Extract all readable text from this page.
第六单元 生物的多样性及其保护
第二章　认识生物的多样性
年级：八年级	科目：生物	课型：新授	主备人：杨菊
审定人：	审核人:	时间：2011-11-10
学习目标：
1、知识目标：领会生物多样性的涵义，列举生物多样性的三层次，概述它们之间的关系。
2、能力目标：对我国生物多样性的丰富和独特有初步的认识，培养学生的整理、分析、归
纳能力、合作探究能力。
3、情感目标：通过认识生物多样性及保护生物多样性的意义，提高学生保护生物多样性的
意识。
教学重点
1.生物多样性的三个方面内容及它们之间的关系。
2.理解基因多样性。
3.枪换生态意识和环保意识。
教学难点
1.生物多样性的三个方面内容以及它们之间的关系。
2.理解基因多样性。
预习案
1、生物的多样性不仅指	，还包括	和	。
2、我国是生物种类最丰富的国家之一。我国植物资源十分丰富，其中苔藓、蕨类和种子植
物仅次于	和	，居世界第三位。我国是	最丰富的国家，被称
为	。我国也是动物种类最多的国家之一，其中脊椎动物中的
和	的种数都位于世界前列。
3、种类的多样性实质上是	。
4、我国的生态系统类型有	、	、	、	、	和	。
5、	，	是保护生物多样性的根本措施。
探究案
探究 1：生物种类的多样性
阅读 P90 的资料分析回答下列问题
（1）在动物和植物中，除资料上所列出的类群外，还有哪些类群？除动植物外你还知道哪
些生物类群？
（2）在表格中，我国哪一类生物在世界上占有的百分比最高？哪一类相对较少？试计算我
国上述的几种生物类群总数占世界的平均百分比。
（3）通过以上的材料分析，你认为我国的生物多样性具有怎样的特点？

§

▸ **WHAT TO PRODUCE**: From the records above, please extract every line and repeat it exactly.

▸ **RESULT BELOW**:
Extract all readable text from this page.
第六单元 生物的多样性及其保护
第二章　认识生物的多样性
年级：八年级	科目：生物	课型：新授	主备人：杨菊
审定人：	审核人:	时间：2011-11-10
学习目标：
1、知识目标：领会生物多样性的涵义，列举生物多样性的三层次，概述它们之间的关系。
2、能力目标：对我国生物多样性的丰富和独特有初步的认识，培养学生的整理、分析、归
纳能力、合作探究能力。
3、情感目标：通过认识生物多样性及保护生物多样性的意义，提高学生保护生物多样性的
意识。
教学重点
1.生物多样性的三个方面内容及它们之间的关系。
2.理解基因多样性。
3.枪换生态意识和环保意识。
教学难点
1.生物多样性的三个方面内容以及它们之间的关系。
2.理解基因多样性。
预习案
1、生物的多样性不仅指	，还包括	和	。
2、我国是生物种类最丰富的国家之一。我国植物资源十分丰富，其中苔藓、蕨类和种子植
物仅次于	和	，居世界第三位。我国是	最丰富的国家，被称
为	。我国也是动物种类最多的国家之一，其中脊椎动物中的
和	的种数都位于世界前列。
3、种类的多样性实质上是	。
4、我国的生态系统类型有	、	、	、	、	和	。
5、	，	是保护生物多样性的根本措施。
探究案
探究 1：生物种类的多样性
阅读 P90 的资料分析回答下列问题
（1）在动物和植物中，除资料上所列出的类群外，还有哪些类群？除动植物外你还知道哪
些生物类群？
（2）在表格中，我国哪一类生物在世界上占有的百分比最高？哪一类相对较少？试计算我
国上述的几种生物类群总数占世界的平均百分比。
（3）通过以上的材料分析，你认为我国的生物多样性具有怎样的特点？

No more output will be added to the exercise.